Your objective: Restate the entries word for word, omitting nothing.

Given records:
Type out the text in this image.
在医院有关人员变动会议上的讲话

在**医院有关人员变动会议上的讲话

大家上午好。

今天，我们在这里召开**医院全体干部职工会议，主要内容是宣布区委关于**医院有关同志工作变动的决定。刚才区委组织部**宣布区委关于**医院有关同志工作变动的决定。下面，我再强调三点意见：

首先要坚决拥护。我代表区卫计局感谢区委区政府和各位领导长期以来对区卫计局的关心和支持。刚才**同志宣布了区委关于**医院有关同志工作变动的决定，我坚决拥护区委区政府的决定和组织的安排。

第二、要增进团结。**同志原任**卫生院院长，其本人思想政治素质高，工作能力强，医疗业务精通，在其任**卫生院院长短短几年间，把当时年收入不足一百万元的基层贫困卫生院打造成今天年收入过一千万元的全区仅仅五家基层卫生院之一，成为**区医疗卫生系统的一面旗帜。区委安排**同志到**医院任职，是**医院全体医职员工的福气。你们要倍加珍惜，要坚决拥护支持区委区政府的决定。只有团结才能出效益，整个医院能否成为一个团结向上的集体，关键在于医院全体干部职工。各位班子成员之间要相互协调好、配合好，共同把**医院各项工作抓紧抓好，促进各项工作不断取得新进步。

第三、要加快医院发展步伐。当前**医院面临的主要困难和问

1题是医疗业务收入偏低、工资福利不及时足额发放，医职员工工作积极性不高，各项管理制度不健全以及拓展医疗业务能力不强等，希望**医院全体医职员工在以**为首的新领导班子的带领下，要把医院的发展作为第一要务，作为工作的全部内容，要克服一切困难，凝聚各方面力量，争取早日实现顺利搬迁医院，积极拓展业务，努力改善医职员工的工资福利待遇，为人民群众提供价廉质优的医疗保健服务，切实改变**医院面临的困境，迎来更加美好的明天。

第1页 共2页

Answer below:
Type out the text in this image.
在医院有关人员变动会议上的讲话

在**医院有关人员变动会议上的讲话

大家上午好。

今天，我们在这里召开**医院全体干部职工会议，主要内容是宣布区委关于**医院有关同志工作变动的决定。刚才区委组织部**宣布区委关于**医院有关同志工作变动的决定。下面，我再强调三点意见：

首先要坚决拥护。我代表区卫计局感谢区委区政府和各位领导长期以来对区卫计局的关心和支持。刚才**同志宣布了区委关于**医院有关同志工作变动的决定，我坚决拥护区委区政府的决定和组织的安排。

第二、要增进团结。**同志原任**卫生院院长，其本人思想政治素质高，工作能力强，医疗业务精通，在其任**卫生院院长短短几年间，把当时年收入不足一百万元的基层贫困卫生院打造成今天年收入过一千万元的全区仅仅五家基层卫生院之一，成为**区医疗卫生系统的一面旗帜。区委安排**同志到**医院任职，是**医院全体医职员工的福气。你们要倍加珍惜，要坚决拥护支持区委区政府的决定。只有团结才能出效益，整个医院能否成为一个团结向上的集体，关键在于医院全体干部职工。各位班子成员之间要相互协调好、配合好，共同把**医院各项工作抓紧抓好，促进各项工作不断取得新进步。

第三、要加快医院发展步伐。当前**医院面临的主要困难和问

1题是医疗业务收入偏低、工资福利不及时足额发放，医职员工工作积极性不高，各项管理制度不健全以及拓展医疗业务能力不强等，希望**医院全体医职员工在以**为首的新领导班子的带领下，要把医院的发展作为第一要务，作为工作的全部内容，要克服一切困难，凝聚各方面力量，争取早日实现顺利搬迁医院，积极拓展业务，努力改善医职员工的工资福利待遇，为人民群众提供价廉质优的医疗保健服务，切实改变**医院面临的困境，迎来更加美好的明天。

第1页 共2页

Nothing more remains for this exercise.